• _Prompt_
Down to the final line, reproduce the entries that follow exactly.

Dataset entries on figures
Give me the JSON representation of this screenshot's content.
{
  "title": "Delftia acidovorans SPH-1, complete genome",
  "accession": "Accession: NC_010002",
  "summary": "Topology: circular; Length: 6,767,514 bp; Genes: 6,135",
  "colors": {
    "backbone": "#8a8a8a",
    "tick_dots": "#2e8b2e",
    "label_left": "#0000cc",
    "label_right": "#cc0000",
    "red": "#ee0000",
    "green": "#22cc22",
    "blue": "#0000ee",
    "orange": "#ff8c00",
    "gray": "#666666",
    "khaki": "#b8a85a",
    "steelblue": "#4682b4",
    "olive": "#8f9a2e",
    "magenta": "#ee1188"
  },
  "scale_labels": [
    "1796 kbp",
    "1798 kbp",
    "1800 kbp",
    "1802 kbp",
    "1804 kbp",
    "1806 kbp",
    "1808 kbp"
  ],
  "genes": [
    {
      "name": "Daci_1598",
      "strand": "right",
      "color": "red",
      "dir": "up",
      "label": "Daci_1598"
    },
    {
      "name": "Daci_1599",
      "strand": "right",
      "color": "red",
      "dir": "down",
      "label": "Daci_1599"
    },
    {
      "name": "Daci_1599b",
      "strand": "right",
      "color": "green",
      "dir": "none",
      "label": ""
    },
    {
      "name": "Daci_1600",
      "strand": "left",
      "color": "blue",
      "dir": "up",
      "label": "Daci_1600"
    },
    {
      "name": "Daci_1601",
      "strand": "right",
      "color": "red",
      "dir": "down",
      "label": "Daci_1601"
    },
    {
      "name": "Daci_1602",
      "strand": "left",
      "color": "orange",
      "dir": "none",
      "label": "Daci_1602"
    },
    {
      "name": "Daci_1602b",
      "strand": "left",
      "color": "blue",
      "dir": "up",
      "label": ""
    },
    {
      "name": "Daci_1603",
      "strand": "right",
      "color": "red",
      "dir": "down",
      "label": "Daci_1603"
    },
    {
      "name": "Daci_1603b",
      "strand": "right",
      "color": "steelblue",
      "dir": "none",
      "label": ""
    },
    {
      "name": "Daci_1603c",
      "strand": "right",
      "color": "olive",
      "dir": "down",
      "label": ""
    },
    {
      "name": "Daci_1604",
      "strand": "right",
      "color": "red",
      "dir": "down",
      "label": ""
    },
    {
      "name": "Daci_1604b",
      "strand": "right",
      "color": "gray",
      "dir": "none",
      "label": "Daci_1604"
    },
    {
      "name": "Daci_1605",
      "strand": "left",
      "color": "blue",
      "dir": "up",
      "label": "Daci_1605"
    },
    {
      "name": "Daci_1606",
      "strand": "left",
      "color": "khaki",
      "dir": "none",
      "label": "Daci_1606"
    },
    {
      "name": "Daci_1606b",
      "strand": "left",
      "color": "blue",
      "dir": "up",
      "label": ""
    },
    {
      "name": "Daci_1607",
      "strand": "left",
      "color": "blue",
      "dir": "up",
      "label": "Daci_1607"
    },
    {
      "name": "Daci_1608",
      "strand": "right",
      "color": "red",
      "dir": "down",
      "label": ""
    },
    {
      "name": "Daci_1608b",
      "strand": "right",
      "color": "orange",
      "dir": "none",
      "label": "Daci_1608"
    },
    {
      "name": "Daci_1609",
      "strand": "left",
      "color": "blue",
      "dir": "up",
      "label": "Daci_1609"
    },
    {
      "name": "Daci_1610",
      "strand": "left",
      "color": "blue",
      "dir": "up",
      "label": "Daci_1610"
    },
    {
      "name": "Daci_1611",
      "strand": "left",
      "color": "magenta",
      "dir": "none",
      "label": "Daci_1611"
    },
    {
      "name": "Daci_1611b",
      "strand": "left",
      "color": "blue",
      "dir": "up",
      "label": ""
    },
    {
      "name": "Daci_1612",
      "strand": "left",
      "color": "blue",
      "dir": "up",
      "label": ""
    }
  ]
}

• _Written solution_
Give me the JSON representation of this screenshot's content.
{
  "title": "Delftia acidovorans SPH-1, complete genome",
  "accession": "Accession: NC_010002",
  "summary": "Topology: circular; Length: 6,767,514 bp; Genes: 6,135",
  "colors": {
    "backbone": "#8a8a8a",
    "tick_dots": "#2e8b2e",
    "label_left": "#0000cc",
    "label_right": "#cc0000",
    "red": "#ee0000",
    "green": "#22cc22",
    "blue": "#0000ee",
    "orange": "#ff8c00",
    "gray": "#666666",
    "khaki": "#b8a85a",
    "steelblue": "#4682b4",
    "olive": "#8f9a2e",
    "magenta": "#ee1188"
  },
  "scale_labels": [
    "1796 kbp",
    "1798 kbp",
    "1800 kbp",
    "1802 kbp",
    "1804 kbp",
    "1806 kbp",
    "1808 kbp"
  ],
  "genes": [
    {
      "name": "Daci_1598",
      "strand": "right",
      "color": "red",
      "dir": "up",
      "label": "Daci_1598"
    },
    {
      "name": "Daci_1599",
      "strand": "right",
      "color": "red",
      "dir": "down",
      "label": "Daci_1599"
    },
    {
      "name": "Daci_1599b",
      "strand": "right",
      "color": "green",
      "dir": "none",
      "label": ""
    },
    {
      "name": "Daci_1600",
      "strand": "left",
      "color": "blue",
      "dir": "up",
      "label": "Daci_1600"
    },
    {
      "name": "Daci_1601",
      "strand": "right",
      "color": "red",
      "dir": "down",
      "label": "Daci_1601"
    },
    {
      "name": "Daci_1602",
      "strand": "left",
      "color": "orange",
      "dir": "none",
      "label": "Daci_1602"
    },
    {
      "name": "Daci_1602b",
      "strand": "left",
      "color": "blue",
      "dir": "up",
      "label": ""
    },
    {
      "name": "Daci_1603",
      "strand": "right",
      "color": "red",
      "dir": "down",
      "label": "Daci_1603"
    },
    {
      "name": "Daci_1603b",
      "strand": "right",
      "color": "steelblue",
      "dir": "none",
      "label": ""
    },
    {
      "name": "Daci_1603c",
      "strand": "right",
      "color": "olive",
      "dir": "down",
      "label": ""
    },
    {
      "name": "Daci_1604",
      "strand": "right",
      "color": "red",
      "dir": "down",
      "label": ""
    },
    {
      "name": "Daci_1604b",
      "strand": "right",
      "color": "gray",
      "dir": "none",
      "label": "Daci_1604"
    },
    {
      "name": "Daci_1605",
      "strand": "left",
      "color": "blue",
      "dir": "up",
      "label": "Daci_1605"
    },
    {
      "name": "Daci_1606",
      "strand": "left",
      "color": "khaki",
      "dir": "none",
      "label": "Daci_1606"
    },
    {
      "name": "Daci_1606b",
      "strand": "left",
      "color": "blue",
      "dir": "up",
      "label": ""
    },
    {
      "name": "Daci_1607",
      "strand": "left",
      "color": "blue",
      "dir": "up",
      "label": "Daci_1607"
    },
    {
      "name": "Daci_1608",
      "strand": "right",
      "color": "red",
      "dir": "down",
      "label": ""
    },
    {
      "name": "Daci_1608b",
      "strand": "right",
      "color": "orange",
      "dir": "none",
      "label": "Daci_1608"
    },
    {
      "name": "Daci_1609",
      "strand": "left",
      "color": "blue",
      "dir": "up",
      "label": "Daci_1609"
    },
    {
      "name": "Daci_1610",
      "strand": "left",
      "color": "blue",
      "dir": "up",
      "label": "Daci_1610"
    },
    {
      "name": "Daci_1611",
      "strand": "left",
      "color": "magenta",
      "dir": "none",
      "label": "Daci_1611"
    },
    {
      "name": "Daci_1611b",
      "strand": "left",
      "color": "blue",
      "dir": "up",
      "label": ""
    },
    {
      "name": "Daci_1612",
      "strand": "left",
      "color": "blue",
      "dir": "up",
      "label": ""
    }
  ]
}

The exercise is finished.